| 短い問題 |
次のエントリをすべて、「化学键」を「共价键」に置き換え、ほかは一切変えずにもう一度書き出してもらえますか？

| 提供された情報 |

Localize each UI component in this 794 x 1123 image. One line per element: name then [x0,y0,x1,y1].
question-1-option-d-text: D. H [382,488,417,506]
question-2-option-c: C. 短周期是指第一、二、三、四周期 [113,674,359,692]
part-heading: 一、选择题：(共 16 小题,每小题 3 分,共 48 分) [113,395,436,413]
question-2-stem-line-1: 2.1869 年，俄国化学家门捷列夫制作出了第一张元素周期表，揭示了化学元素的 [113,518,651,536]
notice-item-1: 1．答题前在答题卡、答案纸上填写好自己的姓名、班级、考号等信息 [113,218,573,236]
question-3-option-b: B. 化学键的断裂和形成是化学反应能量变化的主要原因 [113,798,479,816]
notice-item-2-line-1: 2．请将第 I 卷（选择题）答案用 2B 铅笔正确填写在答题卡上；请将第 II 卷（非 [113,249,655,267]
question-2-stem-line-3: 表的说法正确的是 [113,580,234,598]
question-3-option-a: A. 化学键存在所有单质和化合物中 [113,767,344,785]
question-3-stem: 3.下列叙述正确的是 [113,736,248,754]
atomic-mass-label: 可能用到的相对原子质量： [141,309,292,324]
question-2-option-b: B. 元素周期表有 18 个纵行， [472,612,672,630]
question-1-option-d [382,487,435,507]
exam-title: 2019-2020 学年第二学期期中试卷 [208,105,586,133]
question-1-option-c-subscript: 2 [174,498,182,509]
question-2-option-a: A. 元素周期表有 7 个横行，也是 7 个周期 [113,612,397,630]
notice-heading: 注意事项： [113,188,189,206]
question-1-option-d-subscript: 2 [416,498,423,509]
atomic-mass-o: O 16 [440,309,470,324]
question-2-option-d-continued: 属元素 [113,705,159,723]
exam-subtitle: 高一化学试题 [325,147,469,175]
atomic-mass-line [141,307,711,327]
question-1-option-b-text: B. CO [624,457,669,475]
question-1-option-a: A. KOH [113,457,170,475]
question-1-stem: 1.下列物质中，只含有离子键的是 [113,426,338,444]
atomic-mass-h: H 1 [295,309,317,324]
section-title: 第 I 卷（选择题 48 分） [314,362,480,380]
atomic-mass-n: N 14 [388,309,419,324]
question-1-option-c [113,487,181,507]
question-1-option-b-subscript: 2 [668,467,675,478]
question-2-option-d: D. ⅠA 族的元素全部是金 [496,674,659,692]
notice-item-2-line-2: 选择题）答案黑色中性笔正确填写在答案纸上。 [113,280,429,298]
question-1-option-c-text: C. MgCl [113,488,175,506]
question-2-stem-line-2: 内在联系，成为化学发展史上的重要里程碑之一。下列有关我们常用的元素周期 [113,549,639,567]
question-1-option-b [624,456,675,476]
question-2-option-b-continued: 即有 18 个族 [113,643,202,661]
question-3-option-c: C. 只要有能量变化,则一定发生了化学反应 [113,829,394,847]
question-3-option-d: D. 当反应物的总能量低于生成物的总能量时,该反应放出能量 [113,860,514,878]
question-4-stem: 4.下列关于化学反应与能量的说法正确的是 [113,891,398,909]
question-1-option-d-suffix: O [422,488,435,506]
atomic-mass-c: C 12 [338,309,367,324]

| 正しい出力 |
Localize each UI component in this 794 x 1123 image. One line per element: name then [x0,y0,x1,y1].
question-1-option-d-text: D. H [382,488,417,506]
question-2-option-c: C. 短周期是指第一、二、三、四周期 [113,674,359,692]
part-heading: 一、选择题：(共 16 小题,每小题 3 分,共 48 分) [113,395,436,413]
question-2-stem-line-1: 2.1869 年，俄国化学家门捷列夫制作出了第一张元素周期表，揭示了化学元素的 [113,518,651,536]
notice-item-1: 1．答题前在答题卡、答案纸上填写好自己的姓名、班级、考号等信息 [113,218,573,236]
question-3-option-b: B. 共价键的断裂和形成是化学反应能量变化的主要原因 [113,798,479,816]
notice-item-2-line-1: 2．请将第 I 卷（选择题）答案用 2B 铅笔正确填写在答题卡上；请将第 II 卷（非 [113,249,655,267]
question-2-stem-line-3: 表的说法正确的是 [113,580,234,598]
question-3-option-a: A. 共价键存在所有单质和化合物中 [113,767,344,785]
question-3-stem: 3.下列叙述正确的是 [113,736,248,754]
atomic-mass-label: 可能用到的相对原子质量： [141,309,292,324]
question-2-option-b: B. 元素周期表有 18 个纵行， [472,612,672,630]
question-1-option-d [382,487,435,507]
exam-title: 2019-2020 学年第二学期期中试卷 [208,105,586,133]
question-1-option-c-subscript: 2 [174,498,182,509]
question-2-option-a: A. 元素周期表有 7 个横行，也是 7 个周期 [113,612,397,630]
notice-heading: 注意事项： [113,188,189,206]
question-1-option-d-subscript: 2 [416,498,423,509]
atomic-mass-o: O 16 [440,309,470,324]
question-2-option-d-continued: 属元素 [113,705,159,723]
exam-subtitle: 高一化学试题 [325,147,469,175]
atomic-mass-line [141,307,711,327]
question-1-option-b-text: B. CO [624,457,669,475]
question-1-option-a: A. KOH [113,457,170,475]
question-1-stem: 1.下列物质中，只含有离子键的是 [113,426,338,444]
atomic-mass-h: H 1 [295,309,317,324]
section-title: 第 I 卷（选择题 48 分） [314,362,480,380]
atomic-mass-n: N 14 [388,309,419,324]
question-1-option-c [113,487,181,507]
question-1-option-b-subscript: 2 [668,467,675,478]
question-2-option-d: D. ⅠA 族的元素全部是金 [496,674,659,692]
notice-item-2-line-2: 选择题）答案黑色中性笔正确填写在答案纸上。 [113,280,429,298]
question-1-option-c-text: C. MgCl [113,488,175,506]
question-2-stem-line-2: 内在联系，成为化学发展史上的重要里程碑之一。下列有关我们常用的元素周期 [113,549,639,567]
question-1-option-b [624,456,675,476]
question-2-option-b-continued: 即有 18 个族 [113,643,202,661]
question-3-option-c: C. 只要有能量变化,则一定发生了化学反应 [113,829,394,847]
question-3-option-d: D. 当反应物的总能量低于生成物的总能量时,该反应放出能量 [113,860,514,878]
question-4-stem: 4.下列关于化学反应与能量的说法正确的是 [113,891,398,909]
question-1-option-d-suffix: O [422,488,435,506]
atomic-mass-c: C 12 [338,309,367,324]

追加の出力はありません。